- [Aim] Spot each line that carries the word "động"; copy those lines.

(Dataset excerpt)
-----

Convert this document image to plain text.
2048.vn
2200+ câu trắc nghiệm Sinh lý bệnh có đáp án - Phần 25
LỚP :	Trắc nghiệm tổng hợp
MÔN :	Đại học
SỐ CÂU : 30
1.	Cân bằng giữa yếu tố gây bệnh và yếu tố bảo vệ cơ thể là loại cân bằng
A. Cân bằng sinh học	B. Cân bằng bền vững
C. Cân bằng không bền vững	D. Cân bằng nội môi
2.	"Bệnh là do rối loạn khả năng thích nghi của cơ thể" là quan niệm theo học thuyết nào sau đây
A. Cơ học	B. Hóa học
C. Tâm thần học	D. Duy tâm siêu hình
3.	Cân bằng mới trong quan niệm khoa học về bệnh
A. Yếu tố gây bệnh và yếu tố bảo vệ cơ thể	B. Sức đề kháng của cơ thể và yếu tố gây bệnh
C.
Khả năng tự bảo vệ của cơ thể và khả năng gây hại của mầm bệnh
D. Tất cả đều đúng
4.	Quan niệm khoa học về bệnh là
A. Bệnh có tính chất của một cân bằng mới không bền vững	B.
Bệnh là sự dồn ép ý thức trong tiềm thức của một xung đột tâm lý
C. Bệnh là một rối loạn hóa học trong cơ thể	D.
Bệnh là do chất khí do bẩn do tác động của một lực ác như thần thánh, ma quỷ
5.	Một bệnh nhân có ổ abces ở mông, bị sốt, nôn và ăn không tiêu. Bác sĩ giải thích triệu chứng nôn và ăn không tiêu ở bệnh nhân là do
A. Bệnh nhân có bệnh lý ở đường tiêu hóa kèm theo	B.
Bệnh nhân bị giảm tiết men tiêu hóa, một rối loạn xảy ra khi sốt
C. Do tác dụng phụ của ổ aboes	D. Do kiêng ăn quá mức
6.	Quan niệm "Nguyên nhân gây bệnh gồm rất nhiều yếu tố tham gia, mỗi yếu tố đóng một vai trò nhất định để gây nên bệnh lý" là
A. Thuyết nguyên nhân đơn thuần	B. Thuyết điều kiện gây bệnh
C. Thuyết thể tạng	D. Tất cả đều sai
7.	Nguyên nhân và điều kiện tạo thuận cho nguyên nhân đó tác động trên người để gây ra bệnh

-----

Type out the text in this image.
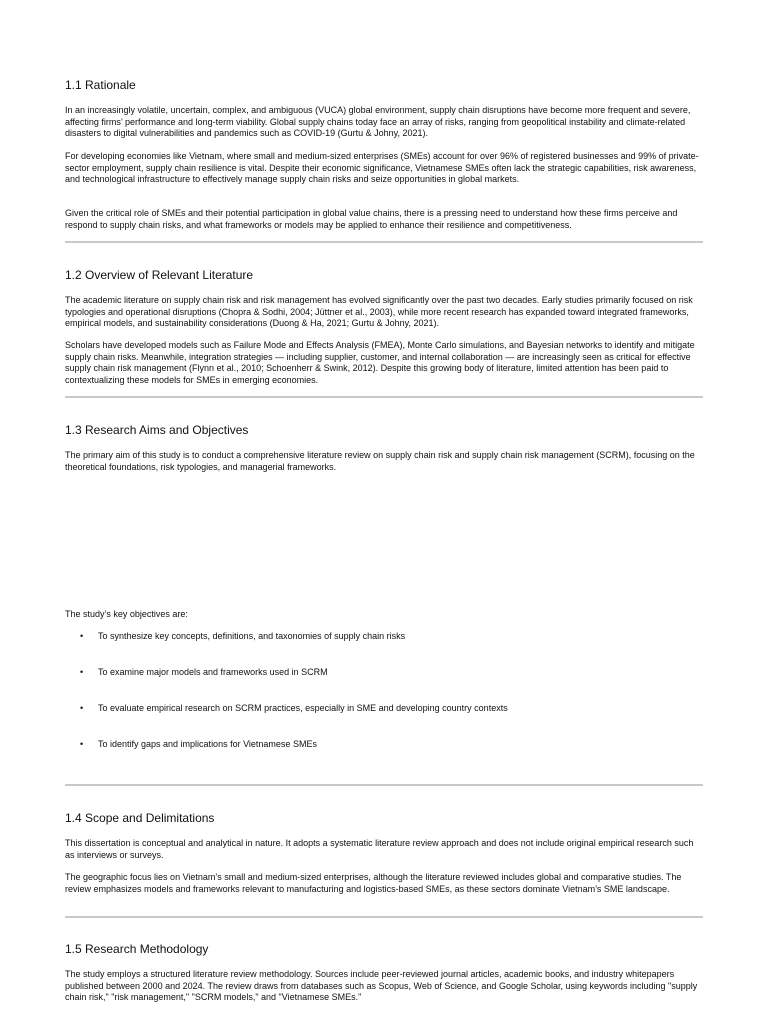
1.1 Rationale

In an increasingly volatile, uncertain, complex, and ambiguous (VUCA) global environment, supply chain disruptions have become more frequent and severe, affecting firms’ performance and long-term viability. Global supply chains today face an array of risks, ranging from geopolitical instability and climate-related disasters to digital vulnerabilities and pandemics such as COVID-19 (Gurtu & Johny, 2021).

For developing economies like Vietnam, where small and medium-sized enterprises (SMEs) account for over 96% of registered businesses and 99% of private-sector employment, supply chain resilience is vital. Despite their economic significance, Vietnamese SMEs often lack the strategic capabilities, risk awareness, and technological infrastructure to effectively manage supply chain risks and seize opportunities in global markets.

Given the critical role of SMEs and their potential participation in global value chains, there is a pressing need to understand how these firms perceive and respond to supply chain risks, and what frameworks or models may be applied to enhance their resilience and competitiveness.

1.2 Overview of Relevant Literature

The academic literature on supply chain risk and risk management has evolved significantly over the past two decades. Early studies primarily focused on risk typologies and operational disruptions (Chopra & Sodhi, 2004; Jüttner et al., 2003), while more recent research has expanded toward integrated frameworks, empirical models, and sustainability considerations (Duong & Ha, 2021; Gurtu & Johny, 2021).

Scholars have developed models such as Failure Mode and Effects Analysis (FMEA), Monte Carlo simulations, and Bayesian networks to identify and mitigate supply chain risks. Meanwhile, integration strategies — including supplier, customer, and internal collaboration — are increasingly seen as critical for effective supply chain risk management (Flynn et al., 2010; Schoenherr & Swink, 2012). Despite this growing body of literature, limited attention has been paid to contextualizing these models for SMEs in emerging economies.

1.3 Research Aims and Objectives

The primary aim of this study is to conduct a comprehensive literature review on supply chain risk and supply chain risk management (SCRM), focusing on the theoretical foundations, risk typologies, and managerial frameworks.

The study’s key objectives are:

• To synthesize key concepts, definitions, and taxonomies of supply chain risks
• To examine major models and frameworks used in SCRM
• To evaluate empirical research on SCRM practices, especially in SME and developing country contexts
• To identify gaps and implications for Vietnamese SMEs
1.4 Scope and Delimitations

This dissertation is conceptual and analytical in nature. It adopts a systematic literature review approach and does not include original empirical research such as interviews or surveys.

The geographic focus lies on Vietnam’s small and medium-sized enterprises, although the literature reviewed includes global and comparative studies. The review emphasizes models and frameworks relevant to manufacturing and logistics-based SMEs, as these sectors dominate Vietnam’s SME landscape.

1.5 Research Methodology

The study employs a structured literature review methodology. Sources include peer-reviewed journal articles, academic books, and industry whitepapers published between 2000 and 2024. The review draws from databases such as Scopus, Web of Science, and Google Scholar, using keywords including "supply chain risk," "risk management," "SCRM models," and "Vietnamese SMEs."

-----

- [Answer]
Bệnh là do chất khí do bẩn do tác động của một lực ác như thần thánh, ma quỷ
7.	Nguyên nhân và điều kiện tạo thuận cho nguyên nhân đó tác động trên người để gây ra bệnh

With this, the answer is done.